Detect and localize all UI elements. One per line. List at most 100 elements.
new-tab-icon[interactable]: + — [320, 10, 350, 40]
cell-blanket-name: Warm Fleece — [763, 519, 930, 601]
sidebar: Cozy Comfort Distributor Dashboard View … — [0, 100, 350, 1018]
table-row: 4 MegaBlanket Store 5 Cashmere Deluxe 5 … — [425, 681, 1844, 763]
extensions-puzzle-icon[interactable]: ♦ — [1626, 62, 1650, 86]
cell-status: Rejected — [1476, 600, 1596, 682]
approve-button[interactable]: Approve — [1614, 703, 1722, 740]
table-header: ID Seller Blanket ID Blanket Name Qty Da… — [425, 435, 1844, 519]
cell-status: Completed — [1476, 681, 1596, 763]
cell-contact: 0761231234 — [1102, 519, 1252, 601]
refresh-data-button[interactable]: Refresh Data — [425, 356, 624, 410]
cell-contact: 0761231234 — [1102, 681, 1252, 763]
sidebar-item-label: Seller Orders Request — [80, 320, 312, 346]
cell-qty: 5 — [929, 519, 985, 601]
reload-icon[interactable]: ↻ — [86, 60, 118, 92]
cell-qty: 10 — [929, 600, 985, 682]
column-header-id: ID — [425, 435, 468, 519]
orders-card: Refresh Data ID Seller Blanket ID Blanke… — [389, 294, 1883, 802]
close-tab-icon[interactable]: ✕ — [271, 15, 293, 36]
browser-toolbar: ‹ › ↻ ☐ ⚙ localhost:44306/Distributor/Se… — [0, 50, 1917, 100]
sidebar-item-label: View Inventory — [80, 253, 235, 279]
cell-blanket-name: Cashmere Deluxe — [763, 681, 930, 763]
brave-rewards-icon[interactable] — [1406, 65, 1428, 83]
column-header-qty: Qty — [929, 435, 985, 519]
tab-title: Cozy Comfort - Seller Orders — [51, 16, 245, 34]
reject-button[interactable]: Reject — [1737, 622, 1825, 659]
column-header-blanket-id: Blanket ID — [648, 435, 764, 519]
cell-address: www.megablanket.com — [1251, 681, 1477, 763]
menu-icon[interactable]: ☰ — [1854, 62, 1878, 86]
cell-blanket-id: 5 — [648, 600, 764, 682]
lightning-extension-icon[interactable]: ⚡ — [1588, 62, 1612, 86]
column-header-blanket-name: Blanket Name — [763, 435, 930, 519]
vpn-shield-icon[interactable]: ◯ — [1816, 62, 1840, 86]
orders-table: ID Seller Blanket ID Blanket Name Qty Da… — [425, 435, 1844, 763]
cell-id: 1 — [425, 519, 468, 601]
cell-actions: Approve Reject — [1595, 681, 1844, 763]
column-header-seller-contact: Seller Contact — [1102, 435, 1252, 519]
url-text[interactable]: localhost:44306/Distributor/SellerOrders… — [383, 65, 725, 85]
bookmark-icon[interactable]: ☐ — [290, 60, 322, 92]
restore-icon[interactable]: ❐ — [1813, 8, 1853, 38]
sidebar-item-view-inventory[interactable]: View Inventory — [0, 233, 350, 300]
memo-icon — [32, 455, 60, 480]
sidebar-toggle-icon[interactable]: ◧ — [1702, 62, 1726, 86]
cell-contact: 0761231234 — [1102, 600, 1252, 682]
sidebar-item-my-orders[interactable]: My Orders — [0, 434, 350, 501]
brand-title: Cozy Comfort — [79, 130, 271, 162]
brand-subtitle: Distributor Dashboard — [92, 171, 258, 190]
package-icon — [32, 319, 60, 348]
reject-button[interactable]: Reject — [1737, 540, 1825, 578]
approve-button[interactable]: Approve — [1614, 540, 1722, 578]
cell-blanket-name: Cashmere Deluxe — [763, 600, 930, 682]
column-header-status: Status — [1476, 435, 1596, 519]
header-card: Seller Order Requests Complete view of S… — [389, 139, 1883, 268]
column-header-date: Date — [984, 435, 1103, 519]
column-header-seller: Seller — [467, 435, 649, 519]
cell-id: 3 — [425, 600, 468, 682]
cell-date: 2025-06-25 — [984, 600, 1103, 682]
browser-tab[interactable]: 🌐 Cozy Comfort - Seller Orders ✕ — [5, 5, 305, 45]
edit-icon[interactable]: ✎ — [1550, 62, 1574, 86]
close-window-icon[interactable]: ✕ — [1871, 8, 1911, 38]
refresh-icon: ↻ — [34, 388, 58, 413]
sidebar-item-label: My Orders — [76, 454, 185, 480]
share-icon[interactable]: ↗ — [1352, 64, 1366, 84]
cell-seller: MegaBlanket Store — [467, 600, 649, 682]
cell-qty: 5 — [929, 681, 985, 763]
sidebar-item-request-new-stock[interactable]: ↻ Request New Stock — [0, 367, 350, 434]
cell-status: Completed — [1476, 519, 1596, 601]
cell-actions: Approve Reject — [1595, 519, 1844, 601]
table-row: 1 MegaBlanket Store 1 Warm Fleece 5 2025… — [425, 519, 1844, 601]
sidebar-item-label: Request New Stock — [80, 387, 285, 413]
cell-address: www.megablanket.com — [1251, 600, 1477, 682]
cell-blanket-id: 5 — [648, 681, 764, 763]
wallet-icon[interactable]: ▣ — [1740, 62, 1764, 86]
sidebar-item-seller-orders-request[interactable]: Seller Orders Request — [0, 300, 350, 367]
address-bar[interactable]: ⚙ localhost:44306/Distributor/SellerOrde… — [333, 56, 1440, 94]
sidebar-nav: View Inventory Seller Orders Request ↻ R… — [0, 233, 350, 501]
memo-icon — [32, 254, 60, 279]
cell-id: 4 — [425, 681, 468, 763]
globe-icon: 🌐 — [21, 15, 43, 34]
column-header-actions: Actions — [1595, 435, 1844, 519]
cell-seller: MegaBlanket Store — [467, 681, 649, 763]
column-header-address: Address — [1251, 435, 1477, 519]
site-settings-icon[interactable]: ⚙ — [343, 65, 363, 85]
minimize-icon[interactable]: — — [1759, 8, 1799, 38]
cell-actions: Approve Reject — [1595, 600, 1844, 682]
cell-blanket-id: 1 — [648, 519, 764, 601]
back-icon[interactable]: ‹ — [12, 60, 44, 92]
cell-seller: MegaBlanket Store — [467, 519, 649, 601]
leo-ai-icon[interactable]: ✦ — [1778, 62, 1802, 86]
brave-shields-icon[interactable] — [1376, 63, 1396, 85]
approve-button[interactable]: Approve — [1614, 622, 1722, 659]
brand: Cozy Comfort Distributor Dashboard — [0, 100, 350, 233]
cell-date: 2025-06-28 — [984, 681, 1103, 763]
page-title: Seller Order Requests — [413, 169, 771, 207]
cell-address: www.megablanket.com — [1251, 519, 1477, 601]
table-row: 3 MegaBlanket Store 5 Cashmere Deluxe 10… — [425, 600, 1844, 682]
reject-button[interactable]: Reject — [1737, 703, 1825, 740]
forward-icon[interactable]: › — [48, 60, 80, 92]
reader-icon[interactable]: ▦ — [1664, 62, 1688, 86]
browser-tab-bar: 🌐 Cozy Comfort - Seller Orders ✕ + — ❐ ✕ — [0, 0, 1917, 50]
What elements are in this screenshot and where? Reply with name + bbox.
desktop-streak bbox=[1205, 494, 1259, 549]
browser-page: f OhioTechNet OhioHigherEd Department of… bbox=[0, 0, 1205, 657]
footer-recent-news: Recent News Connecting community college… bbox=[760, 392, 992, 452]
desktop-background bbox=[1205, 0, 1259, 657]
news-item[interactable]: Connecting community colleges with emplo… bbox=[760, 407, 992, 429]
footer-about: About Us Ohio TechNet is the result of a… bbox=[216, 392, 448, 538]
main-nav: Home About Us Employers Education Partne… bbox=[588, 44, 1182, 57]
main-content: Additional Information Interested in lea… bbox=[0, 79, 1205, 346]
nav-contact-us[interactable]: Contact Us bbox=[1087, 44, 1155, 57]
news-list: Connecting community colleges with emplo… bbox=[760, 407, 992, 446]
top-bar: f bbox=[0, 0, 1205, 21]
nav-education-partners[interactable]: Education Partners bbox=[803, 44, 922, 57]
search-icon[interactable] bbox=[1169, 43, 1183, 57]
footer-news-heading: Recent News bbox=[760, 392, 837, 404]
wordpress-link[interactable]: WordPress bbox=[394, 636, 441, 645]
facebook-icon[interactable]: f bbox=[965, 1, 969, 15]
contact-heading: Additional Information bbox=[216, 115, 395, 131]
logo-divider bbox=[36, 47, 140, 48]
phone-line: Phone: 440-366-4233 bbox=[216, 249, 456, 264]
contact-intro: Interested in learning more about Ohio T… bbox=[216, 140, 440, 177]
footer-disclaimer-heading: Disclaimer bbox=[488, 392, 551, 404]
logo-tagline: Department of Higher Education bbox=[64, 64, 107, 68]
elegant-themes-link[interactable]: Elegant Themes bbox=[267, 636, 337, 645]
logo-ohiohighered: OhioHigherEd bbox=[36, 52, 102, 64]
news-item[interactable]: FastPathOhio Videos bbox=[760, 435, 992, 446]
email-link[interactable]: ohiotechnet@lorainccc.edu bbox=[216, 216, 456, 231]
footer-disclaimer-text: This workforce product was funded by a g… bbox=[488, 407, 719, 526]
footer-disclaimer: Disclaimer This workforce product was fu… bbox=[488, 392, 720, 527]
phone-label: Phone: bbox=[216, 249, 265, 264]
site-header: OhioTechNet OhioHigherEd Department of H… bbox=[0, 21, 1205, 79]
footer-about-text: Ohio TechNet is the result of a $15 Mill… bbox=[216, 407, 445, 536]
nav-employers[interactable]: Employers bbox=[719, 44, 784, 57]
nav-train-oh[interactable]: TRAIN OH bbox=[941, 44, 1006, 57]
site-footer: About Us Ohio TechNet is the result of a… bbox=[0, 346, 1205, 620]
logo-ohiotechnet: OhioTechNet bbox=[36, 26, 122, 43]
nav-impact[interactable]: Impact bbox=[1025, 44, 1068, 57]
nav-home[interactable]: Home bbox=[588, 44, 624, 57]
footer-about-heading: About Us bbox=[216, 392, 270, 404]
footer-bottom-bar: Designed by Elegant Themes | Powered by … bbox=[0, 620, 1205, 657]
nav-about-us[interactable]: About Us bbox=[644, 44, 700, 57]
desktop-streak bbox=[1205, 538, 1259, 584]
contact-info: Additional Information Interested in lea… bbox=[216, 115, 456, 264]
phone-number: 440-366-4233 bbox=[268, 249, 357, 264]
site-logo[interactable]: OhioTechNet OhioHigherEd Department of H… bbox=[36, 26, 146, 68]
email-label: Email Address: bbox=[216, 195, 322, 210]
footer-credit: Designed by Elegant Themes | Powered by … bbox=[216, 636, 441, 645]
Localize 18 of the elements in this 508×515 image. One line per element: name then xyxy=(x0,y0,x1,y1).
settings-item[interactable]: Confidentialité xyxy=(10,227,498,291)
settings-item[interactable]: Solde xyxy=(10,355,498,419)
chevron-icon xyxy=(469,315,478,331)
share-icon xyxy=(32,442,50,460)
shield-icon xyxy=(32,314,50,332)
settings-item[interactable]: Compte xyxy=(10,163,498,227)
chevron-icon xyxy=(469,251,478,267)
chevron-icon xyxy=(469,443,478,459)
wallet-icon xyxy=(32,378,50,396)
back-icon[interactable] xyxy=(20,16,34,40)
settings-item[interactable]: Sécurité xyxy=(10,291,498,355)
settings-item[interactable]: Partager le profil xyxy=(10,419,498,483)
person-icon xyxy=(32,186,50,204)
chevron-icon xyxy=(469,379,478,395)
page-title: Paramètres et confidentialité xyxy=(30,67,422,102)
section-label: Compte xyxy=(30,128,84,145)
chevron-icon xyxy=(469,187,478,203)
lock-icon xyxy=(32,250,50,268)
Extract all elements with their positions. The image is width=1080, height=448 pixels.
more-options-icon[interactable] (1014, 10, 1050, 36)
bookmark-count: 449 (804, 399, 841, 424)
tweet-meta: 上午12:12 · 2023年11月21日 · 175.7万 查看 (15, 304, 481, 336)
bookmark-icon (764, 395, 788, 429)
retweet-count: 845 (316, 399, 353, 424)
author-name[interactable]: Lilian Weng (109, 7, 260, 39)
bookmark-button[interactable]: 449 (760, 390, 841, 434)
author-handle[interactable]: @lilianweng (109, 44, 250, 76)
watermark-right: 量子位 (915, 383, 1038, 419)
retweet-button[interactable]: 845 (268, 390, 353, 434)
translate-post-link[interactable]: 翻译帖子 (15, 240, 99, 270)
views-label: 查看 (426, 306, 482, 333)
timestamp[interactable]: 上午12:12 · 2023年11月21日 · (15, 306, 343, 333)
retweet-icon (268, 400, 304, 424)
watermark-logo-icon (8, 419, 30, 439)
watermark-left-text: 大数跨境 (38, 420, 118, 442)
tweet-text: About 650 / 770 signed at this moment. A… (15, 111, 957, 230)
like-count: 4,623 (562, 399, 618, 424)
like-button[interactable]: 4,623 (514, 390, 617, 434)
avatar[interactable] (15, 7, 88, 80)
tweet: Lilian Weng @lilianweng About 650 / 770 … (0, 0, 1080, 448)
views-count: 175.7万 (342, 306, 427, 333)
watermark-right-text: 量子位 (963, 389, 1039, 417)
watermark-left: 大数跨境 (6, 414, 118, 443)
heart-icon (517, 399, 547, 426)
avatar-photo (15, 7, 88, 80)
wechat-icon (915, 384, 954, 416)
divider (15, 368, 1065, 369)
§ §
_INSTRUCTIONS FOR THE TASK:_
Reproduce the records verbatim, everything from their start down to and including the line that contains "lightning-extension-icon[interactable]: ⚡ —".

_COMPLETE ANSWER:_
Detect and localize all UI elements. One per line. List at most 100 elements.
new-tab-icon[interactable]: + — [320, 10, 350, 40]
cell-blanket-name: Warm Fleece — [763, 519, 930, 601]
sidebar: Cozy Comfort Distributor Dashboard View … — [0, 100, 350, 1018]
table-row: 4 MegaBlanket Store 5 Cashmere Deluxe 5 … — [425, 681, 1844, 763]
extensions-puzzle-icon[interactable]: ♦ — [1626, 62, 1650, 86]
cell-status: Rejected — [1476, 600, 1596, 682]
approve-button[interactable]: Approve — [1614, 703, 1722, 740]
table-header: ID Seller Blanket ID Blanket Name Qty Da… — [425, 435, 1844, 519]
cell-status: Completed — [1476, 681, 1596, 763]
cell-contact: 0761231234 — [1102, 519, 1252, 601]
refresh-data-button[interactable]: Refresh Data — [425, 356, 624, 410]
cell-contact: 0761231234 — [1102, 681, 1252, 763]
sidebar-item-label: Seller Orders Request — [80, 320, 312, 346]
cell-qty: 5 — [929, 519, 985, 601]
reload-icon[interactable]: ↻ — [86, 60, 118, 92]
cell-qty: 10 — [929, 600, 985, 682]
column-header-id: ID — [425, 435, 468, 519]
orders-card: Refresh Data ID Seller Blanket ID Blanke… — [389, 294, 1883, 802]
close-tab-icon[interactable]: ✕ — [271, 15, 293, 36]
browser-toolbar: ‹ › ↻ ☐ ⚙ localhost:44306/Distributor/Se… — [0, 50, 1917, 100]
sidebar-item-label: View Inventory — [80, 253, 235, 279]
cell-blanket-name: Cashmere Deluxe — [763, 681, 930, 763]
brave-rewards-icon[interactable] — [1406, 65, 1428, 83]
column-header-qty: Qty — [929, 435, 985, 519]
tab-title: Cozy Comfort - Seller Orders — [51, 16, 245, 34]
reject-button[interactable]: Reject — [1737, 622, 1825, 659]
column-header-blanket-id: Blanket ID — [648, 435, 764, 519]
cell-address: www.megablanket.com — [1251, 681, 1477, 763]
menu-icon[interactable]: ☰ — [1854, 62, 1878, 86]
cell-blanket-id: 5 — [648, 600, 764, 682]
lightning-extension-icon[interactable]: ⚡ — [1588, 62, 1612, 86]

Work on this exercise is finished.